Begin DOCUMENT TEXT

Medium-good Radiohead album. Very medium-good.
Didn’t spend too much time with this one at the time. I determined that the album is the perfect soundtrack for decorating the yard for Halloween. High praise indeed.
Sorry dh, are you kidding me? This album slaps. 3.5 stars, bumped up for the image of someone listening three full times to award it a 1-star review.
Rolling Stone Magazine watch: five mentions in album Wikipedia page.
Note: album Wikipedia page in unconscionable.
Aretha is so amazing and she elevates these tracks so high, it feels a bit cheap to dig on the band, who stay only serviceable. So, because of that one thing, I won’t award this album six stars. Six is too generous.
Ponderous themes and ponderous production. But sometimes it kind of rocks?
Some albums just stand the test of time, exposing new layers and depths when you listen at different stages of your own life. Fine wine classics. This is not one of them.
Watching Iggy hobble around the stage at age 76 with no shirt, looking like a saddle bag full of live cats (see Wikipedia photo for reference), converting drunk fratboys song by vigorous song, is one of my fondest festival memories. This sleazy sack of wormmeat only enhances the legend.
Listening to Rain Dogs makes me profoundly happy. The world would be such a better place if we’d all just take some time to love the wonderful carnival of Tom Waits’ mind for awhile.
Some good tracks on here, mixed with some mediocre ones. It all feels very dated, and a bit like experimental noodling. I know I know. Allmusic called it a masterpiece.
Ahh, well. You know, sometimes listening to one of the most famous hard rock albums of the 70s is just a plain old hoot.
I have a soft spot for soul sisters singing sweetly. This album has a ton of great tracks. It doesn’t hang together as a unified album necessarily, so runs way too long. But I like plucking tracks from this for other playlists. How to rate?
Never heard of this one before. After getting over my initial surprise that Devandra Barnhart is a man, I proceeded to first become hypnotized and then obsessed by this absolutely wonderful flurry of ideas. Listening to Rejoicing In The Hands has made me 10x more excited for what other hidden gems this 1001 Albums business may cough up.
Rolling Stone Magazine watch: One instance on the album Wikipedia page.
Receives my first 5-star review
I don’t know why I really was avoiding this album in the history. I’d just keep imagining Coldplay songs I know and it would make me feel tired and bored without even pressing PLAY. Honestly, though, it wasn’t so bad. Pleasant enough and all that.
I like everything about this.
Rolling Stone Magazine Watch: mentioned zero times on album Wikipedia page. Bonus point for including a song about the magazine.
Very of it's time. Wholly unoriginal but not wholly unfun. I feel this album falls into a magic perfectly-average place. It would have benefitted greatly from shaving 10-15 minutes off the runtime.
Rolling Stone Magazine watch: zero mentions in the album Wikipedia page. Well done Ash. Well done.

End DOCUMENT TEXT

**INSTRUCTION:** Decide whether each statement agrees with the album reviews, answering yes or no and quoting the deciding words from the reviews. (a) The reviewer had heard of Rejoicing In The Hands before listening to it. (b) Listening to Rain Dogs makes the reviewer happy. (c) The note ending "Well done Ash. Well done." reports one Rolling Stone Magazine mention on the album Wikipedia page.

Begin DATA RECORDS

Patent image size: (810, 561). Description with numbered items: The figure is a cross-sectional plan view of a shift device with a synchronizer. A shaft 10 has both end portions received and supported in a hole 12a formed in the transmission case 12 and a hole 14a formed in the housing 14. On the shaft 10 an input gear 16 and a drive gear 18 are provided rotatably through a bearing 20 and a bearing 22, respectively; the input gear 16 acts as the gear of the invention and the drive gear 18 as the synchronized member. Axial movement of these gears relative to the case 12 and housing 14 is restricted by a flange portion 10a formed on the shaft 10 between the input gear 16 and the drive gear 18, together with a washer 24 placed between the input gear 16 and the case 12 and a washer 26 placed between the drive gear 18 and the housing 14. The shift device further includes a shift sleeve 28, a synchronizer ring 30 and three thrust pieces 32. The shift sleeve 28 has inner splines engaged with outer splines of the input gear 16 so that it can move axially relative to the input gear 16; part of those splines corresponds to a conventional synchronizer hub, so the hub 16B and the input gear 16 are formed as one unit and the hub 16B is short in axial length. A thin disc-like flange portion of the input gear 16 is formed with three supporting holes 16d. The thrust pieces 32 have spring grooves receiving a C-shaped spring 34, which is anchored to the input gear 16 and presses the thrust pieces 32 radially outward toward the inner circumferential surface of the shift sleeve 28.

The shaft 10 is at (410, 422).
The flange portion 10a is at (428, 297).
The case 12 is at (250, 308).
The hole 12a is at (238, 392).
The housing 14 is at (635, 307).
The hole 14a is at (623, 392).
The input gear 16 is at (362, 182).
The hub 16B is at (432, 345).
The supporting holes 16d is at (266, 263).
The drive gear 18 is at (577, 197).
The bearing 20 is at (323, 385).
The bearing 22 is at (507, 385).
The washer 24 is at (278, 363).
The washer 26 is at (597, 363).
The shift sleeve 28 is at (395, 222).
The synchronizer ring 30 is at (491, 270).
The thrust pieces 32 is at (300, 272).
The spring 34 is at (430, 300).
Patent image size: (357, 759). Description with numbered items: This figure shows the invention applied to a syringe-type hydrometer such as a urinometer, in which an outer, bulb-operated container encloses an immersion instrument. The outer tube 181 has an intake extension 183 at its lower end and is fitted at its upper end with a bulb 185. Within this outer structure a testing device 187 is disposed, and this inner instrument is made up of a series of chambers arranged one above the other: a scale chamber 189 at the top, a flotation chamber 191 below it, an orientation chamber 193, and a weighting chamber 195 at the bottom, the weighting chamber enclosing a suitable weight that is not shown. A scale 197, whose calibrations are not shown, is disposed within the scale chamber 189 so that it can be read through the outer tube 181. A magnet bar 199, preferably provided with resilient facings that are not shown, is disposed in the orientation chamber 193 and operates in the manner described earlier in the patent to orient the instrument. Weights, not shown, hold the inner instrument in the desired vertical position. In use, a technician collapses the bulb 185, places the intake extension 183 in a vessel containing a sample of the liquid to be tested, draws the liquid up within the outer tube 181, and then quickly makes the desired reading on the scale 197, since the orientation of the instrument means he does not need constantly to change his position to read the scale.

End DATA RECORDS

**TASK RESPONSE:**
(a) No: "Never heard of this one before."
(b) Yes: "Listening to Rain Dogs makes me profoundly happy."
(c) No: "zero mentions in the album Wikipedia page."